[ARTICLE]:
────
Midway through the book the female lead, Nedra, who reads biographies of great achievers, reflects that “the power to change one’s life comes from a paragraph, a lone remark.”

The lines that penetrate us are slender, like the flukes that live in river water and enter the bodies of swimmers. She was excited, filled with strength. The polished sentences had arrived, it seemed, like so many other things, at just the right time. How can we imagine what our lives should be without the illumination of the lives of others?

And while reading Light Years may not be a life-changing event (but then again), illumination of the lives of others is precisely its achievement. The light of the title is present everywhere, and few chapters open without a reference to the light: of Rome, of New York, of Paris (“In the morning the light came in silence” … “The room filled with light” … “the river is spilling light”). And Salter illuminates the lives of his characters, the happily-unhappily married Viri and Nedra, with astonishing stylistic brilliance.
────
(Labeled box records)
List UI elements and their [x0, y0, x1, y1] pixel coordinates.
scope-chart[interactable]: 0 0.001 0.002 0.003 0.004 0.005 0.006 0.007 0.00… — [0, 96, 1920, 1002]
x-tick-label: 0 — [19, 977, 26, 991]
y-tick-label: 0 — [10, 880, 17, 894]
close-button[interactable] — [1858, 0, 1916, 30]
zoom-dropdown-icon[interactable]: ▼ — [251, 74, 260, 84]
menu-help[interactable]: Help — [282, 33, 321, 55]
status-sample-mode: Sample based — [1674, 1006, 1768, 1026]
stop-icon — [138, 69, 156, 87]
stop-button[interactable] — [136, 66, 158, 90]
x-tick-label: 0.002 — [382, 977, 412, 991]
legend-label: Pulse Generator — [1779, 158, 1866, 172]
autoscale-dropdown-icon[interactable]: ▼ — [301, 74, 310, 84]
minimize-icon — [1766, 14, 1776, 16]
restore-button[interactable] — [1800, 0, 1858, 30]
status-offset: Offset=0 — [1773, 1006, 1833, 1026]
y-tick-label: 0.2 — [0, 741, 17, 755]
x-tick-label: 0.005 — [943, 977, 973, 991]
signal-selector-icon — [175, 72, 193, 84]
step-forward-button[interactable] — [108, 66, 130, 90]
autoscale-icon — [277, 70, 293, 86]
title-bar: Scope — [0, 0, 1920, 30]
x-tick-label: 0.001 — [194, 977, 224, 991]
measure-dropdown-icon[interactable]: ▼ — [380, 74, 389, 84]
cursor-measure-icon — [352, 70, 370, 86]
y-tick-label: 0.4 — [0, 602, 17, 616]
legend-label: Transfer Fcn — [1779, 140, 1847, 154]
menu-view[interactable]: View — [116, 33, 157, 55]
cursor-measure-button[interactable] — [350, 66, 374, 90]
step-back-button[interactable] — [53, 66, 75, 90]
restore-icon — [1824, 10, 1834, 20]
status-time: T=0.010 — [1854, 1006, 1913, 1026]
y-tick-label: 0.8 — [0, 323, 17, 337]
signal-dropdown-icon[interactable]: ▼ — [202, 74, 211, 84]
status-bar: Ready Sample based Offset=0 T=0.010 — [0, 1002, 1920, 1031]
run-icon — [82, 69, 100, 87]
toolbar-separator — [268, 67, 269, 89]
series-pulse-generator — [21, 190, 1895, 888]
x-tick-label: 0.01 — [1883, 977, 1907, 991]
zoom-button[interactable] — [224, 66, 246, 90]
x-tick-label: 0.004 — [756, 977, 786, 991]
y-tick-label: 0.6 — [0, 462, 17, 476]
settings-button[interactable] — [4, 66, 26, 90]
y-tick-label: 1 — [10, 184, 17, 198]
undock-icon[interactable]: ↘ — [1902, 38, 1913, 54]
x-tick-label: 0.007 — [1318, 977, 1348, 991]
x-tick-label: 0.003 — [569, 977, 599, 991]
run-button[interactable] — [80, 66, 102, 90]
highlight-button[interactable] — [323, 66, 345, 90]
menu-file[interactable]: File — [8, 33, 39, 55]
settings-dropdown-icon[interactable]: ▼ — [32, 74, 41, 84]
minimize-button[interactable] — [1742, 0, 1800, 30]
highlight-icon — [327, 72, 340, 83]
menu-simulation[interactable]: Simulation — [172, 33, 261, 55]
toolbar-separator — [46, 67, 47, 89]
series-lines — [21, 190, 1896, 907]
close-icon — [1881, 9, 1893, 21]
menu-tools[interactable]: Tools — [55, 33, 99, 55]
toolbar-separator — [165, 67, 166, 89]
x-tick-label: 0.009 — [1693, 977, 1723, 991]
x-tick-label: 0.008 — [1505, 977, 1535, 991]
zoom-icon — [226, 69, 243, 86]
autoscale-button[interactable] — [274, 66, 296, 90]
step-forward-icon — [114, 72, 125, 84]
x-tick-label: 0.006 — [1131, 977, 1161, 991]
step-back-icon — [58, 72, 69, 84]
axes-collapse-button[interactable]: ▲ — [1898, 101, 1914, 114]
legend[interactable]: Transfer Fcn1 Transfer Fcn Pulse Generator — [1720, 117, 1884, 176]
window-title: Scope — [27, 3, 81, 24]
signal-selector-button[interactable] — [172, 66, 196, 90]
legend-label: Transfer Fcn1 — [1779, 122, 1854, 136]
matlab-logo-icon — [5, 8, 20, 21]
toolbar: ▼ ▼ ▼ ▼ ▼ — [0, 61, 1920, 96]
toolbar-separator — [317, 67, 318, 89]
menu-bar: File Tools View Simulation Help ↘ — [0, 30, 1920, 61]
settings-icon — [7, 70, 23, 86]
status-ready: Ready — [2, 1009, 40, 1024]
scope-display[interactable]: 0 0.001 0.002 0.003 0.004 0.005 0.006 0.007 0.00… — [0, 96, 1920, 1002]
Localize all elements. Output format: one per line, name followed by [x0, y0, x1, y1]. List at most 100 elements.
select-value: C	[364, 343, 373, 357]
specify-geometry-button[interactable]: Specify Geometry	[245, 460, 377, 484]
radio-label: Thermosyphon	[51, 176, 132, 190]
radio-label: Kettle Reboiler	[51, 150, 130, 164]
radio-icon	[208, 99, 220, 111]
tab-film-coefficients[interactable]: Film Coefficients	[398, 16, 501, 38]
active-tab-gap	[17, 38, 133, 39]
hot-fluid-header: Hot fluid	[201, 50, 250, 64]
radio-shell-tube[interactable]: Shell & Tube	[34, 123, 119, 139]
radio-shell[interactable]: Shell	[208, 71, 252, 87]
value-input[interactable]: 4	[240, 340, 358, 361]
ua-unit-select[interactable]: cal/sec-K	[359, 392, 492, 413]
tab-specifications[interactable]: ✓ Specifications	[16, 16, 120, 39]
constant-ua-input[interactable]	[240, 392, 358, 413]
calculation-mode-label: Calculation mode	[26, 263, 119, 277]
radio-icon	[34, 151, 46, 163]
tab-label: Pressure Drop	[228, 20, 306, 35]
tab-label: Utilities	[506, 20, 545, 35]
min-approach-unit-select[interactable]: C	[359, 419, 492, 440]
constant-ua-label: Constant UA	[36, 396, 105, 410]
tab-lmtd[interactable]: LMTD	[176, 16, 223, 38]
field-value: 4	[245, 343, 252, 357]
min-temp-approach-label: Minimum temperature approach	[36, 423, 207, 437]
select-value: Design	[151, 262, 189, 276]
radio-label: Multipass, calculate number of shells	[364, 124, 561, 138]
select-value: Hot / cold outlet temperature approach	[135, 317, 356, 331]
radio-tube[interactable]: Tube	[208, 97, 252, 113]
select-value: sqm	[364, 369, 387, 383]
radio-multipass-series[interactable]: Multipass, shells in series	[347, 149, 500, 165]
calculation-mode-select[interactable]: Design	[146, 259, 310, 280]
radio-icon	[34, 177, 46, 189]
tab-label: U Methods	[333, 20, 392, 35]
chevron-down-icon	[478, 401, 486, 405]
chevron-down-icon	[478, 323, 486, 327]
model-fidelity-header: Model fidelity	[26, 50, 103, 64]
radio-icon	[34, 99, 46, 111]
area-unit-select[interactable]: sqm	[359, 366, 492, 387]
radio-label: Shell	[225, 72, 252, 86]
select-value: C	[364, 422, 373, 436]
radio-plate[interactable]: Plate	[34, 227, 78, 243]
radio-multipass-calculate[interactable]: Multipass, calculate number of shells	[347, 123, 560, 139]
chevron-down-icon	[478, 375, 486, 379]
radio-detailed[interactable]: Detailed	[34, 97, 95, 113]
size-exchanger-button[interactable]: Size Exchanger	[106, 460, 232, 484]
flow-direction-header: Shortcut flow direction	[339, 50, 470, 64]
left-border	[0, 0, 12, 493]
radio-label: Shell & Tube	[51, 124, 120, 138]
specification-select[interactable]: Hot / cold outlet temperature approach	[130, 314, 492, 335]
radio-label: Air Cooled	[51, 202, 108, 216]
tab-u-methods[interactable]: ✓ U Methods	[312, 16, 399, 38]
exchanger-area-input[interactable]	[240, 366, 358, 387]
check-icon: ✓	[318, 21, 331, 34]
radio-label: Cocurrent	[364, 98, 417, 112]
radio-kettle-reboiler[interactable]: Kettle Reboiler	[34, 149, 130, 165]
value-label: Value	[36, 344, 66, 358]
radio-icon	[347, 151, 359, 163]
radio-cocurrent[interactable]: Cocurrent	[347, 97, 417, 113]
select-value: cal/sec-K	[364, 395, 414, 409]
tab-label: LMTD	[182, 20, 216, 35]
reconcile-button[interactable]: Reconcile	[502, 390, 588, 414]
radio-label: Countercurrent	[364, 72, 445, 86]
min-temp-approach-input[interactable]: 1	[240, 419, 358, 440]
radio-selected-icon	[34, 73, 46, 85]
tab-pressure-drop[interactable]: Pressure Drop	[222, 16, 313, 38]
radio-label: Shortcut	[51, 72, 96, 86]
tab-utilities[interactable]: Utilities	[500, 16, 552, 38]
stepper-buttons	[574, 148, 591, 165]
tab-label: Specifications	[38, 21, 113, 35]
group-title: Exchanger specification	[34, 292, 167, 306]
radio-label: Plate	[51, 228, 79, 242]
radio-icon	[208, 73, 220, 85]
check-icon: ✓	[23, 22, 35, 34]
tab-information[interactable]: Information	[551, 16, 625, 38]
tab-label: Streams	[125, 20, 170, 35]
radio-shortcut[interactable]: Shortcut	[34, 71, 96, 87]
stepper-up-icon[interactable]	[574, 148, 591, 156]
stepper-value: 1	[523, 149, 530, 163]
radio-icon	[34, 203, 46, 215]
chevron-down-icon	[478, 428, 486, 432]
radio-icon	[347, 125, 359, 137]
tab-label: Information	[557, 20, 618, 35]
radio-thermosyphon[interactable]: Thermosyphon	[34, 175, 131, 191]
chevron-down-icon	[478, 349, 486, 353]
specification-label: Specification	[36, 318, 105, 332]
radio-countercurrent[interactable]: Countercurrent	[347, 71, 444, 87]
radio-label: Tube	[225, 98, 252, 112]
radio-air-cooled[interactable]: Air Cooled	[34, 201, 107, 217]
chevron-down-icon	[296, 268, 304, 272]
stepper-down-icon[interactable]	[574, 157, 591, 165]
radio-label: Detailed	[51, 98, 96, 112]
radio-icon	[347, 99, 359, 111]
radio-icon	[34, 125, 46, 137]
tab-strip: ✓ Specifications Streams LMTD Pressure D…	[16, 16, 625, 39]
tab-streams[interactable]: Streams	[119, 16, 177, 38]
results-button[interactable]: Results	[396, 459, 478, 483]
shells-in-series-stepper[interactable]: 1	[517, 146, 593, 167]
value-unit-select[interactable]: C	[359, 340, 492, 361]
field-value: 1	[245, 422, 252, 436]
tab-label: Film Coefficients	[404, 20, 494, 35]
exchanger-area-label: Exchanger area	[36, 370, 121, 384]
────
[PROBLEMS AND TASKS]:
**1)** Transcribe the part of the review between "The lines that" and "lives of others?", inclusive.
**2)** Summarize the review in two sentences.

[SOLUTION LIST]:
**1)**
The lines that penetrate us are slender, like the flukes that live in river water and enter the bodies of swimmers. She was excited, filled with strength. The polished sentences had arrived, it seemed, like so many other things, at just the right time. How can we imagine what our lives should be without the illumination of the lives of others?

**2)** Midway through Light Years, Nedra, the female lead who reads biographies of great achievers, reflects that the power to change one's life comes from a paragraph or a lone remark, and the book asks how we can imagine our lives without the illumination of others' lives. That illumination is exactly what the novel achieves: light appears throughout, few chapters open without a reference to it, and Salter illuminates the happily-unhappily married Viri and Nedra with astonishing stylistic brilliance.